Written request:
Extract all data as written.

Material supplied:
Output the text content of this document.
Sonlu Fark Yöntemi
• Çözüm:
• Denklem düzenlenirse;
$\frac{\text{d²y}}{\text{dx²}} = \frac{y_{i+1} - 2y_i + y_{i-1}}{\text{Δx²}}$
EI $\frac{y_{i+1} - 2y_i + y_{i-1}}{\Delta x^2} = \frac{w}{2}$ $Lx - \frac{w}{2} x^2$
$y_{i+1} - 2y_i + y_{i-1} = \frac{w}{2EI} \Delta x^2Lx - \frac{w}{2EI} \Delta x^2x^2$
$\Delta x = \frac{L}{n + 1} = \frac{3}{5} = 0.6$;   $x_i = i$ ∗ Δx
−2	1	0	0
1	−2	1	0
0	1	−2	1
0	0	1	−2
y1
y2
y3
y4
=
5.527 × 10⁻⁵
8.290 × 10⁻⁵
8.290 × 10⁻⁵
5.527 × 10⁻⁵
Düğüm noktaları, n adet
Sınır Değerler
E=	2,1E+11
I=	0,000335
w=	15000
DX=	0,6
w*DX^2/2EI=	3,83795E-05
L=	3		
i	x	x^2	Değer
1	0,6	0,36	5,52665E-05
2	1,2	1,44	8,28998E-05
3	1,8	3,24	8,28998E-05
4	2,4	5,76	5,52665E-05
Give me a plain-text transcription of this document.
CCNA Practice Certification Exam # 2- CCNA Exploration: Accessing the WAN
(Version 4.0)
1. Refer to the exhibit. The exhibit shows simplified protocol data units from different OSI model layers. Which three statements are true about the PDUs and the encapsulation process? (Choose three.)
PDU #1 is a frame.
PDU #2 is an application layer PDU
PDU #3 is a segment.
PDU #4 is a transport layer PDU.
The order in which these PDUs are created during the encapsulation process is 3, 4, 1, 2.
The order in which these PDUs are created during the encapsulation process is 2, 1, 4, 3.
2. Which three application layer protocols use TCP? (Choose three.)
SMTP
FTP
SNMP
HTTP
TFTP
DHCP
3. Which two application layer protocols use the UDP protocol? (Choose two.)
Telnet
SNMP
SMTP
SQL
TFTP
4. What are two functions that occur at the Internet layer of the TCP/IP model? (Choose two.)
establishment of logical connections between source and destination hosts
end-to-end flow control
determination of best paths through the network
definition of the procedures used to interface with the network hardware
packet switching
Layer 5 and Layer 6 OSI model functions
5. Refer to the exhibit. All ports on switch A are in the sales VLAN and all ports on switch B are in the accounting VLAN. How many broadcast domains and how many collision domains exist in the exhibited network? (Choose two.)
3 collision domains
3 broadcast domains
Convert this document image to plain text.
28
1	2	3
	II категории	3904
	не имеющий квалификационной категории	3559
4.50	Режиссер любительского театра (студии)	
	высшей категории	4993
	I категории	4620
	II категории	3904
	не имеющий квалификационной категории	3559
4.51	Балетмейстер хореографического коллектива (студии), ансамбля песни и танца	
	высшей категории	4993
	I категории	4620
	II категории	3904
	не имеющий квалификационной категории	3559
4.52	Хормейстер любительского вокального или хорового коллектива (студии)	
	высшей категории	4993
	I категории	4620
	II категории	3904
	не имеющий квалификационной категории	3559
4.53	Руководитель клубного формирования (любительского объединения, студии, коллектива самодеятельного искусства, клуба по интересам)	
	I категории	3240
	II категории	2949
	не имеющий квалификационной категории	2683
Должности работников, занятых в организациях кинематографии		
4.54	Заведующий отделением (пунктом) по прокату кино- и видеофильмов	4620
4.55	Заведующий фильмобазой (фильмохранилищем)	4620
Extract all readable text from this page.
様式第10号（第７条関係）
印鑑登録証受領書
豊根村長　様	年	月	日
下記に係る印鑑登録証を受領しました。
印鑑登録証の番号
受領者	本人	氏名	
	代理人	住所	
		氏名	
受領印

Solution:
Output the text content of this document.
Sonlu Fark Yöntemi
• Çözüm:
• Denklem düzenlenirse;
$\frac{\text{d²y}}{\text{dx²}} = \frac{y_{i+1} - 2y_i + y_{i-1}}{\text{Δx²}}$
EI $\frac{y_{i+1} - 2y_i + y_{i-1}}{\Delta x^2} = \frac{w}{2}$ $Lx - \frac{w}{2} x^2$
$y_{i+1} - 2y_i + y_{i-1} = \frac{w}{2EI} \Delta x^2Lx - \frac{w}{2EI} \Delta x^2x^2$
$\Delta x = \frac{L}{n + 1} = \frac{3}{5} = 0.6$;   $x_i = i$ ∗ Δx
−2	1	0	0
1	−2	1	0
0	1	−2	1
0	0	1	−2
y1
y2
y3
y4
=
5.527 × 10⁻⁵
8.290 × 10⁻⁵
8.290 × 10⁻⁵
5.527 × 10⁻⁵
Düğüm noktaları, n adet
Sınır Değerler
E=	2,1E+11
I=	0,000335
w=	15000
DX=	0,6
w*DX^2/2EI=	3,83795E-05
L=	3		
i	x	x^2	Değer
1	0,6	0,36	5,52665E-05
2	1,2	1,44	8,28998E-05
3	1,8	3,24	8,28998E-05
4	2,4	5,76	5,52665E-05
Give me a plain-text transcription of this document.
CCNA Practice Certification Exam # 2- CCNA Exploration: Accessing the WAN
(Version 4.0)
1. Refer to the exhibit. The exhibit shows simplified protocol data units from different OSI model layers. Which three statements are true about the PDUs and the encapsulation process? (Choose three.)
PDU #1 is a frame.
PDU #2 is an application layer PDU
PDU #3 is a segment.
PDU #4 is a transport layer PDU.
The order in which these PDUs are created during the encapsulation process is 3, 4, 1, 2.
The order in which these PDUs are created during the encapsulation process is 2, 1, 4, 3.
2. Which three application layer protocols use TCP? (Choose three.)
SMTP
FTP
SNMP
HTTP
TFTP
DHCP
3. Which two application layer protocols use the UDP protocol? (Choose two.)
Telnet
SNMP
SMTP
SQL
TFTP
4. What are two functions that occur at the Internet layer of the TCP/IP model? (Choose two.)
establishment of logical connections between source and destination hosts
end-to-end flow control
determination of best paths through the network
definition of the procedures used to interface with the network hardware
packet switching
Layer 5 and Layer 6 OSI model functions
5. Refer to the exhibit. All ports on switch A are in the sales VLAN and all ports on switch B are in the accounting VLAN. How many broadcast domains and how many collision domains exist in the exhibited network? (Choose two.)
3 collision domains
3 broadcast domains
Convert this document image to plain text.
28
1	2	3
	II категории	3904
	не имеющий квалификационной категории	3559
4.50	Режиссер любительского театра (студии)	
	высшей категории	4993
	I категории	4620
	II категории	3904
	не имеющий квалификационной категории	3559
4.51	Балетмейстер хореографического коллектива (студии), ансамбля песни и танца	
	высшей категории	4993
	I категории	4620
	II категории	3904
	не имеющий квалификационной категории	3559
4.52	Хормейстер любительского вокального или хорового коллектива (студии)	
	высшей категории	4993
	I категории	4620
	II категории	3904
	не имеющий квалификационной категории	3559
4.53	Руководитель клубного формирования (любительского объединения, студии, коллектива самодеятельного искусства, клуба по интересам)	
	I категории	3240
	II категории	2949
	не имеющий квалификационной категории	2683
Должности работников, занятых в организациях кинематографии		
4.54	Заведующий отделением (пунктом) по прокату кино- и видеофильмов	4620
4.55	Заведующий фильмобазой (фильмохранилищем)	4620
Extract all readable text from this page.
様式第10号（第７条関係）
印鑑登録証受領書
豊根村長　様	年	月	日
下記に係る印鑑登録証を受領しました。
印鑑登録証の番号
受領者	本人	氏名	
	代理人	住所	
		氏名	
受領印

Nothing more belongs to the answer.